--- START OF EXCERPTED RECORDS ---

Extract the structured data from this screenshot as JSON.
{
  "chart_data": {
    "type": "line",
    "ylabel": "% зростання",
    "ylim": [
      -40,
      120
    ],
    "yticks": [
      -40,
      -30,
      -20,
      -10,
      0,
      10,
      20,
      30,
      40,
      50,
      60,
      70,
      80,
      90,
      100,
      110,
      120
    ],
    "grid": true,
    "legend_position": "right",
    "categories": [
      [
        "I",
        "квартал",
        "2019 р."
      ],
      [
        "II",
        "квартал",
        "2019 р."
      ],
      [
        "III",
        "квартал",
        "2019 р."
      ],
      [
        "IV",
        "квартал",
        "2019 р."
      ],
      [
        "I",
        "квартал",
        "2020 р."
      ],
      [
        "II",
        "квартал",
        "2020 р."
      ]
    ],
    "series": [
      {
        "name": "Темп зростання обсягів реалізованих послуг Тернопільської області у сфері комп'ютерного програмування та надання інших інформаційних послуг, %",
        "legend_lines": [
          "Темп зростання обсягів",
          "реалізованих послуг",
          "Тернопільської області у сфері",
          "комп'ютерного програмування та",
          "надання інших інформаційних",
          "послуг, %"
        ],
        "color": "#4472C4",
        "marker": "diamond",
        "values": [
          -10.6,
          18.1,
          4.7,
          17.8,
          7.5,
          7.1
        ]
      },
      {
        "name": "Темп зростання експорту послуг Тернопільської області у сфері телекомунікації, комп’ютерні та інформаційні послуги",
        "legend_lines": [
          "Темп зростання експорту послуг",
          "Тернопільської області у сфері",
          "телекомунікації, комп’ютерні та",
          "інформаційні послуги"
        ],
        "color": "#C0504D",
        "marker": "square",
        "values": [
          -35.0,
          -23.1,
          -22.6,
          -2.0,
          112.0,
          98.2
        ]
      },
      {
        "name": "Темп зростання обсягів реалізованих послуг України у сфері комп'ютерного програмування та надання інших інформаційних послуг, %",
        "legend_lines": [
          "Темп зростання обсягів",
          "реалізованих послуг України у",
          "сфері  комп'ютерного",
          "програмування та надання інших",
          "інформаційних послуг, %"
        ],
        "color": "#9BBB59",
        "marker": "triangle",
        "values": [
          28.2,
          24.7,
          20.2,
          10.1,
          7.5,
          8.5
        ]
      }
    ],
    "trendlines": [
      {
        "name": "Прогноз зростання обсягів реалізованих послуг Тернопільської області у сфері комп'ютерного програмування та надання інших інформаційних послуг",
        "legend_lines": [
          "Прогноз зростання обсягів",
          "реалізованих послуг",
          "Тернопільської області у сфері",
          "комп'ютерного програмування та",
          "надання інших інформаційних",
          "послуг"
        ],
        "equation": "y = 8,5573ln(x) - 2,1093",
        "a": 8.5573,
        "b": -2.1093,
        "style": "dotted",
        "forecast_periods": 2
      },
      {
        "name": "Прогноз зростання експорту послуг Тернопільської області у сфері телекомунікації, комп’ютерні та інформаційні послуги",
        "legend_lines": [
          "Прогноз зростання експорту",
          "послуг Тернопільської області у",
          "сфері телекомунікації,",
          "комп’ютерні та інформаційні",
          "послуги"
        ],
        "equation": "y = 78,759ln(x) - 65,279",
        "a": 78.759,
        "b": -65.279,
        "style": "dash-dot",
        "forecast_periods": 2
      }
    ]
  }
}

--- END OF EXCERPTED RECORDS ---

- WHAT YOU HAVE TO DO
Type the material above out again, exactly.

- REPLY
Extract the structured data from this screenshot as JSON.
{
  "chart_data": {
    "type": "line",
    "ylabel": "% зростання",
    "ylim": [
      -40,
      120
    ],
    "yticks": [
      -40,
      -30,
      -20,
      -10,
      0,
      10,
      20,
      30,
      40,
      50,
      60,
      70,
      80,
      90,
      100,
      110,
      120
    ],
    "grid": true,
    "legend_position": "right",
    "categories": [
      [
        "I",
        "квартал",
        "2019 р."
      ],
      [
        "II",
        "квартал",
        "2019 р."
      ],
      [
        "III",
        "квартал",
        "2019 р."
      ],
      [
        "IV",
        "квартал",
        "2019 р."
      ],
      [
        "I",
        "квартал",
        "2020 р."
      ],
      [
        "II",
        "квартал",
        "2020 р."
      ]
    ],
    "series": [
      {
        "name": "Темп зростання обсягів реалізованих послуг Тернопільської області у сфері комп'ютерного програмування та надання інших інформаційних послуг, %",
        "legend_lines": [
          "Темп зростання обсягів",
          "реалізованих послуг",
          "Тернопільської області у сфері",
          "комп'ютерного програмування та",
          "надання інших інформаційних",
          "послуг, %"
        ],
        "color": "#4472C4",
        "marker": "diamond",
        "values": [
          -10.6,
          18.1,
          4.7,
          17.8,
          7.5,
          7.1
        ]
      },
      {
        "name": "Темп зростання експорту послуг Тернопільської області у сфері телекомунікації, комп’ютерні та інформаційні послуги",
        "legend_lines": [
          "Темп зростання експорту послуг",
          "Тернопільської області у сфері",
          "телекомунікації, комп’ютерні та",
          "інформаційні послуги"
        ],
        "color": "#C0504D",
        "marker": "square",
        "values": [
          -35.0,
          -23.1,
          -22.6,
          -2.0,
          112.0,
          98.2
        ]
      },
      {
        "name": "Темп зростання обсягів реалізованих послуг України у сфері комп'ютерного програмування та надання інших інформаційних послуг, %",
        "legend_lines": [
          "Темп зростання обсягів",
          "реалізованих послуг України у",
          "сфері  комп'ютерного",
          "програмування та надання інших",
          "інформаційних послуг, %"
        ],
        "color": "#9BBB59",
        "marker": "triangle",
        "values": [
          28.2,
          24.7,
          20.2,
          10.1,
          7.5,
          8.5
        ]
      }
    ],
    "trendlines": [
      {
        "name": "Прогноз зростання обсягів реалізованих послуг Тернопільської області у сфері комп'ютерного програмування та надання інших інформаційних послуг",
        "legend_lines": [
          "Прогноз зростання обсягів",
          "реалізованих послуг",
          "Тернопільської області у сфері",
          "комп'ютерного програмування та",
          "надання інших інформаційних",
          "послуг"
        ],
        "equation": "y = 8,5573ln(x) - 2,1093",
        "a": 8.5573,
        "b": -2.1093,
        "style": "dotted",
        "forecast_periods": 2
      },
      {
        "name": "Прогноз зростання експорту послуг Тернопільської області у сфері телекомунікації, комп’ютерні та інформаційні послуги",
        "legend_lines": [
          "Прогноз зростання експорту",
          "послуг Тернопільської області у",
          "сфері телекомунікації,",
          "комп’ютерні та інформаційні",
          "послуги"
        ],
        "equation": "y = 78,759ln(x) - 65,279",
        "a": 78.759,
        "b": -65.279,
        "style": "dash-dot",
        "forecast_periods": 2
      }
    ]
  }
}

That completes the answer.